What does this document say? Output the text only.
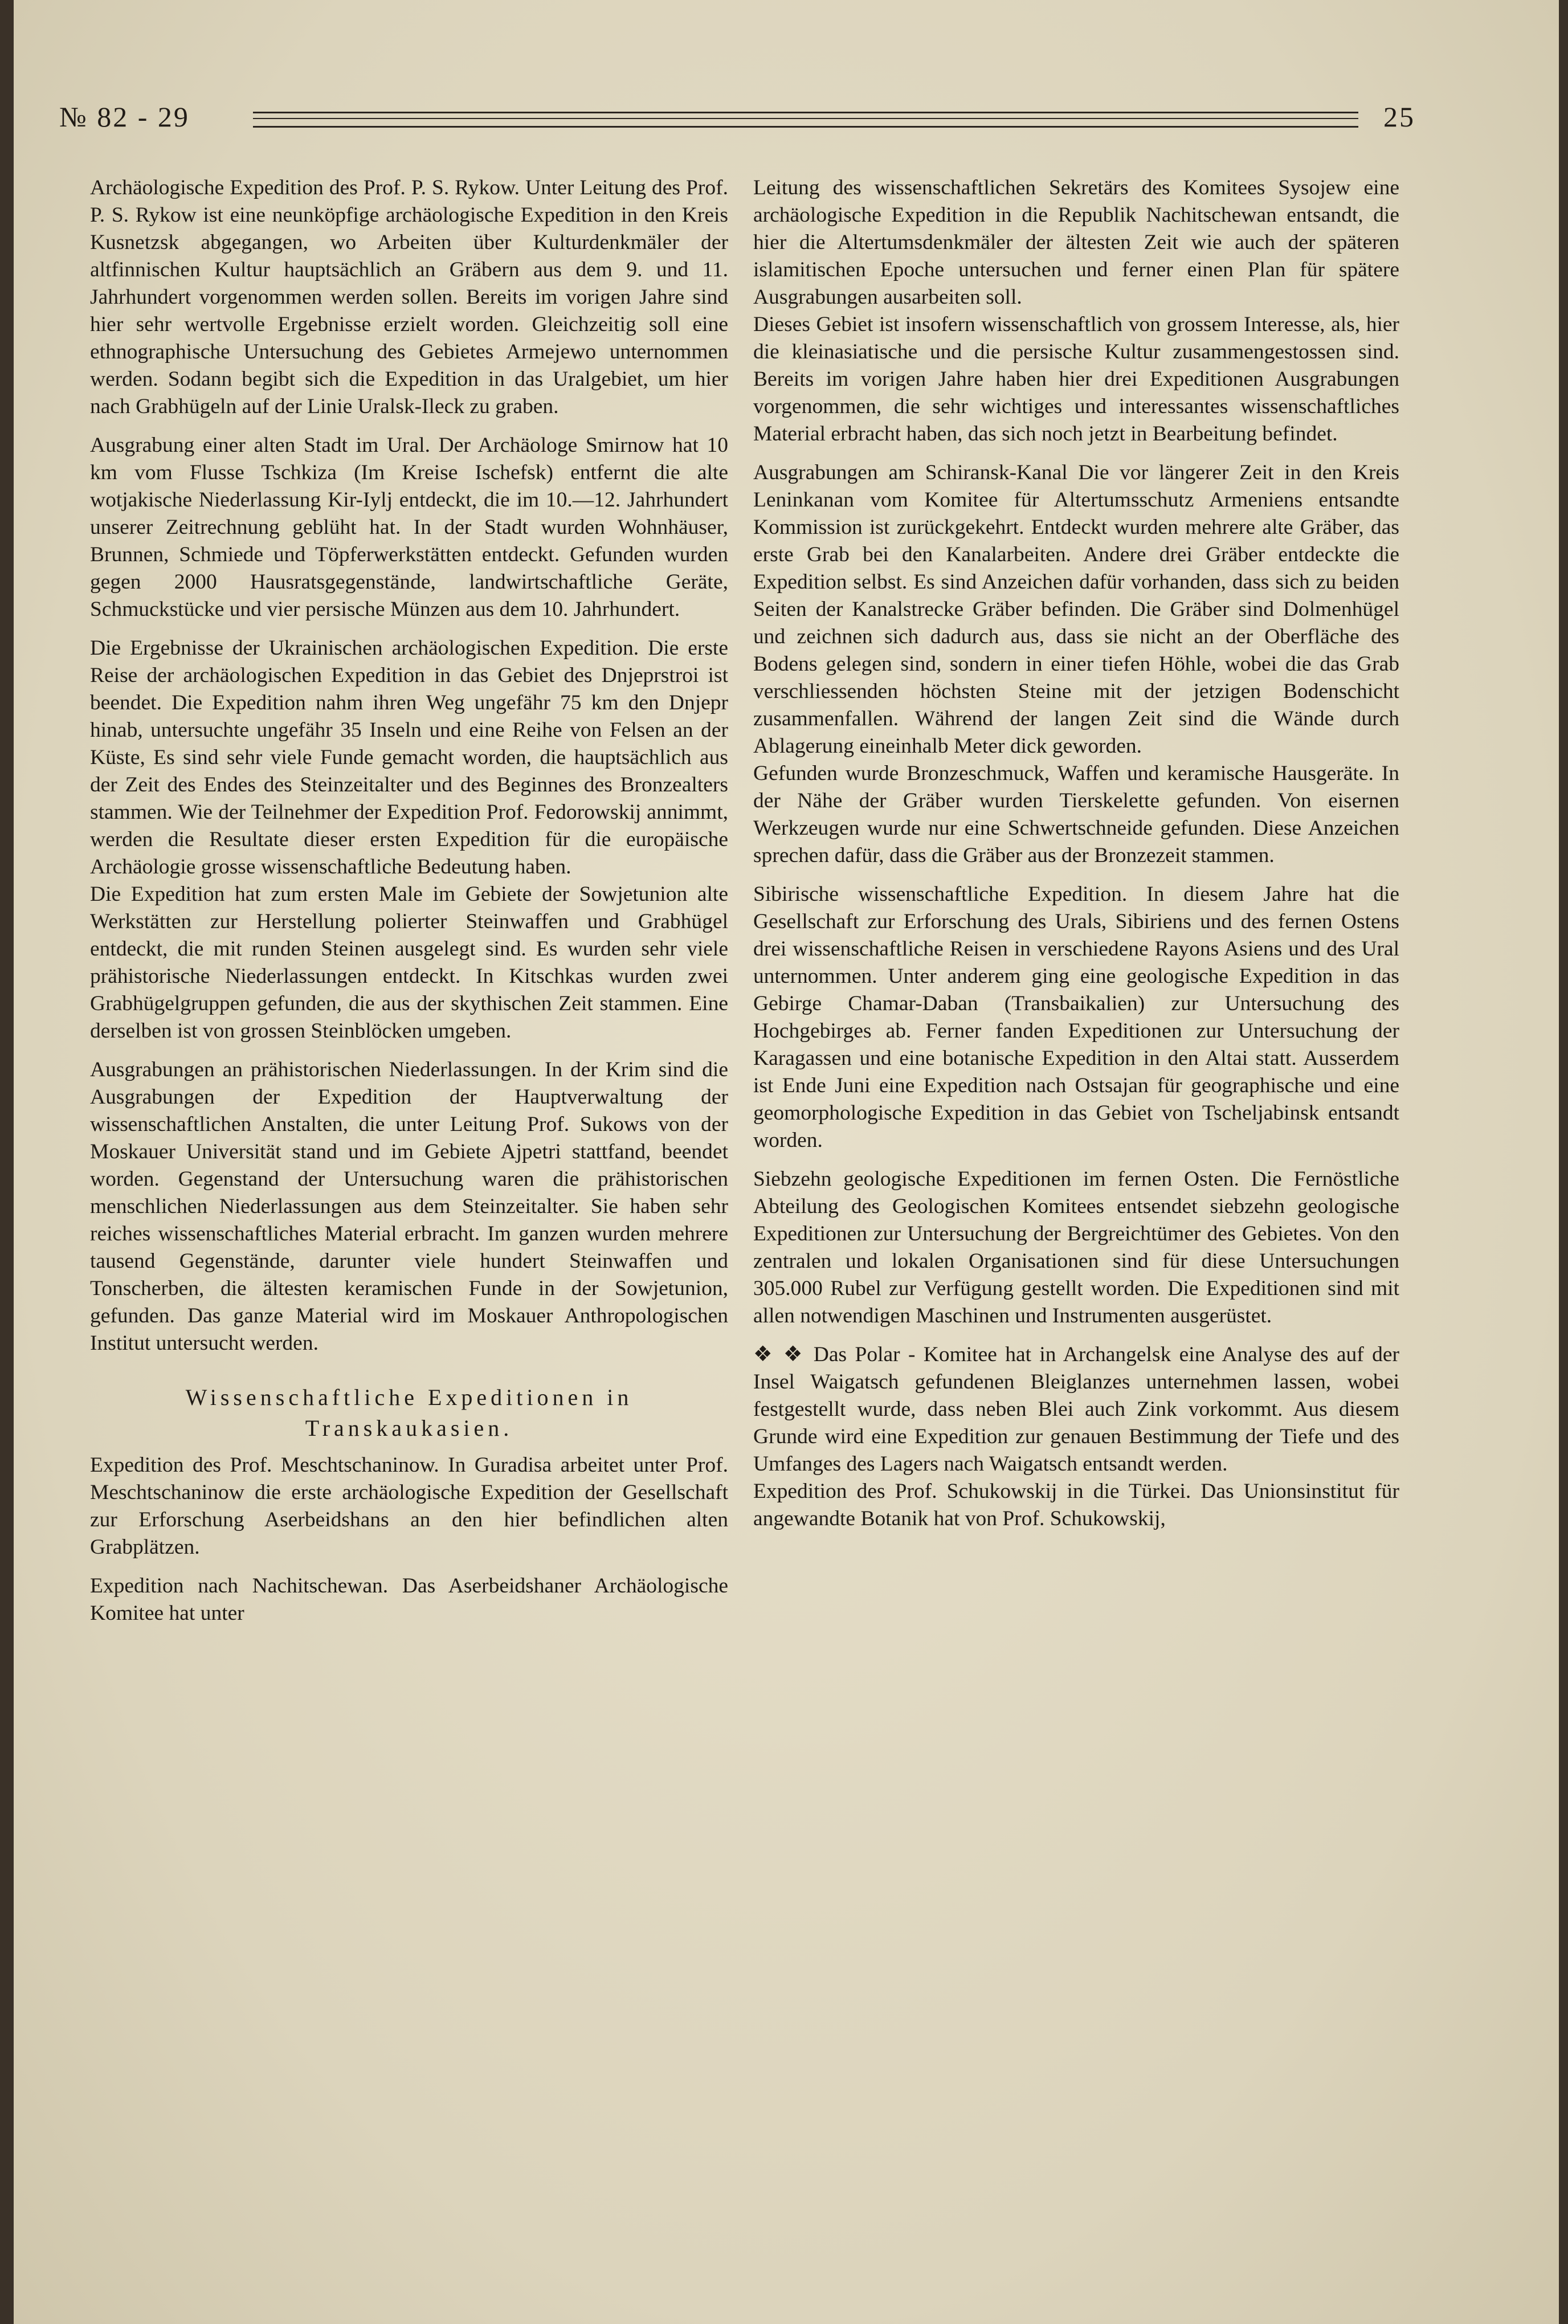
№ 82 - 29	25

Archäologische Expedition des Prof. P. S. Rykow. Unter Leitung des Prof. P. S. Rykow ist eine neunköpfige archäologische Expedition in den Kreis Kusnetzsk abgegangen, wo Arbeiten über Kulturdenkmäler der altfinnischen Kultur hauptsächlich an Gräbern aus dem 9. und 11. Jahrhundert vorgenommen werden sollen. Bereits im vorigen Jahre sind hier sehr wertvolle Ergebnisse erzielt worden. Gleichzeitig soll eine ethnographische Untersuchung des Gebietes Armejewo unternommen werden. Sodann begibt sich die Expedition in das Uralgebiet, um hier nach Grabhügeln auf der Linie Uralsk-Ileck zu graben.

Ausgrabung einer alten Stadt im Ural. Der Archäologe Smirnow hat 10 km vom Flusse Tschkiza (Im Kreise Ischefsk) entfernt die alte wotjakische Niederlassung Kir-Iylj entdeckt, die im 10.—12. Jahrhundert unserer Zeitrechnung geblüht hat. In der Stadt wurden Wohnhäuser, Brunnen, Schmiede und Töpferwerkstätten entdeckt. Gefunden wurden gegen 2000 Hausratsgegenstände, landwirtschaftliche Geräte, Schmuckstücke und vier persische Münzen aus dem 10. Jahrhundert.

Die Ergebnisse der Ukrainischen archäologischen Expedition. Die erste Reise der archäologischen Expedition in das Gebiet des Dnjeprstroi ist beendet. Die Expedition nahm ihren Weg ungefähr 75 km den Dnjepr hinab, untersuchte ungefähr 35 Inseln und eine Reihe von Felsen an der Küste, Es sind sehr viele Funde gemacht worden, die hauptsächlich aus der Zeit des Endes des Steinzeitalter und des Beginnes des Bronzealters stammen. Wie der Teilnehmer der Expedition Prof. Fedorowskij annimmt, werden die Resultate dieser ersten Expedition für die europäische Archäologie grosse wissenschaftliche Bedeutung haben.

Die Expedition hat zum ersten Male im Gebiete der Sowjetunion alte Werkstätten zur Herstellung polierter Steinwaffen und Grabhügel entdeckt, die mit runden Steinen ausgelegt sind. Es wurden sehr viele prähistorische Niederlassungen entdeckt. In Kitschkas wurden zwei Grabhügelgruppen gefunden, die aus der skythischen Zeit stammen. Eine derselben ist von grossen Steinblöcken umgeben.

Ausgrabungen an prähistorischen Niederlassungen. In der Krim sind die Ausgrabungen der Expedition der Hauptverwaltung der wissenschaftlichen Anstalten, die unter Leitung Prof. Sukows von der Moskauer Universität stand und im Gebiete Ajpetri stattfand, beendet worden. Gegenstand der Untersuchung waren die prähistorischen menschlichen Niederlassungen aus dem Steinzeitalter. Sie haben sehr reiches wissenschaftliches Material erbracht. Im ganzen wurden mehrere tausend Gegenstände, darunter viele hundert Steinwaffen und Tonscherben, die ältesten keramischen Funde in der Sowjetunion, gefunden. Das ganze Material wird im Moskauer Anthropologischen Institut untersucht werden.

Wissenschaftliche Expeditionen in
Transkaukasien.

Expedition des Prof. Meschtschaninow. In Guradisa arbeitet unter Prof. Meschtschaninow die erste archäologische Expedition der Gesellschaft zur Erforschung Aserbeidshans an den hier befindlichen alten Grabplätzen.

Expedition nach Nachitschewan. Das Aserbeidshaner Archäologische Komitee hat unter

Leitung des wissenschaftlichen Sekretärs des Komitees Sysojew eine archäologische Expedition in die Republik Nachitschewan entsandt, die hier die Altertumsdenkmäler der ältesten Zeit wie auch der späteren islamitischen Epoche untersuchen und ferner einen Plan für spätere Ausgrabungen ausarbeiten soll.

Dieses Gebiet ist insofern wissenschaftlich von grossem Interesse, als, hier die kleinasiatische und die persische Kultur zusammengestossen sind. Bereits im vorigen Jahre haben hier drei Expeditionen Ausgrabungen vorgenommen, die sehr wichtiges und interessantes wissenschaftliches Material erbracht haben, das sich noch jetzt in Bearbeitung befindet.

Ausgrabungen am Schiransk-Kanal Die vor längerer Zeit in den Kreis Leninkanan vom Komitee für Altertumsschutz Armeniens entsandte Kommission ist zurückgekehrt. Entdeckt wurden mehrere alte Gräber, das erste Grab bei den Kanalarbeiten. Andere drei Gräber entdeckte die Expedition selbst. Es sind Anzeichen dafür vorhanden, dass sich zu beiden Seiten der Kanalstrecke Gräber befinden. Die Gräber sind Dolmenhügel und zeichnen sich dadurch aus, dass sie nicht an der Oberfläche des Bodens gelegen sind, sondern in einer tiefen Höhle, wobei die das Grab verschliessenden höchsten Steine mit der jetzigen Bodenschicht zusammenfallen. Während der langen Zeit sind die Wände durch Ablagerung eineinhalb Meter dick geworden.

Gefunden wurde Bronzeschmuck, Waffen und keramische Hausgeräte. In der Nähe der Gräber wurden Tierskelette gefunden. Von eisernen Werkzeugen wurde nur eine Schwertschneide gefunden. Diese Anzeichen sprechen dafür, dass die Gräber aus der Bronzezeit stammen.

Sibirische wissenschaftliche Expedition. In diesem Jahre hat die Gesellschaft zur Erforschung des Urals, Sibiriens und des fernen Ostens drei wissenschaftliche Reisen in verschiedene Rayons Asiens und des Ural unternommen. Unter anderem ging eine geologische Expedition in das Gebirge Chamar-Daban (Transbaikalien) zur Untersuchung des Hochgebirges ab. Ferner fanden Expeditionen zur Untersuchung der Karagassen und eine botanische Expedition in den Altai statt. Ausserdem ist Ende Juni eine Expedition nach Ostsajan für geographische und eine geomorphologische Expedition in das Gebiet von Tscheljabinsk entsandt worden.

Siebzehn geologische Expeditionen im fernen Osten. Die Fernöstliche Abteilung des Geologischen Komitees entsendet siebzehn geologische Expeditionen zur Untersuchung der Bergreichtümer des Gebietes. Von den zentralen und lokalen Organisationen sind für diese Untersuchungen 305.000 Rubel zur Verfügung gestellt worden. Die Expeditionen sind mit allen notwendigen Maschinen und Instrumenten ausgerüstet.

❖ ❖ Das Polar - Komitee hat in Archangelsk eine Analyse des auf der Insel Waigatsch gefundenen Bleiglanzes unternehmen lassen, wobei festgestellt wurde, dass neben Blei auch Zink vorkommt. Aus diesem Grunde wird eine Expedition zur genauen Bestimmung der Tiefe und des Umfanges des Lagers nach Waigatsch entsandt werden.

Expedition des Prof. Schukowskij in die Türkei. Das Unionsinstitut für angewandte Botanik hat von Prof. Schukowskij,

·····

▶ [WORK REQUEST]
Each line above that holds the string "wobei" should be copied and shown.

▶ [SOLUTION FOR THIS PROBLEM]
Ausgrabungen am Schiransk-Kanal Die vor längerer Zeit in den Kreis Leninkanan vom Komitee für Altertumsschutz Armeniens entsandte Kommission ist zurückgekehrt. Entdeckt wurden mehrere alte Gräber, das erste Grab bei den Kanalarbeiten. Andere drei Gräber entdeckte die Expedition selbst. Es sind Anzeichen dafür vorhanden, dass sich zu beiden Seiten der Kanalstrecke Gräber befinden. Die Gräber sind Dolmenhügel und zeichnen sich dadurch aus, dass sie nicht an der Oberfläche des Bodens gelegen sind, sondern in einer tiefen Höhle, wobei die das Grab verschliessenden höchsten Steine mit der jetzigen Bodenschicht zusammenfallen. Während der langen Zeit sind die Wände durch Ablagerung eineinhalb Meter dick geworden.
❖ ❖ Das Polar - Komitee hat in Archangelsk eine Analyse des auf der Insel Waigatsch gefundenen Bleiglanzes unternehmen lassen, wobei festgestellt wurde, dass neben Blei auch Zink vorkommt. Aus diesem Grunde wird eine Expedition zur genauen Bestimmung der Tiefe und des Umfanges des Lagers nach Waigatsch entsandt werden.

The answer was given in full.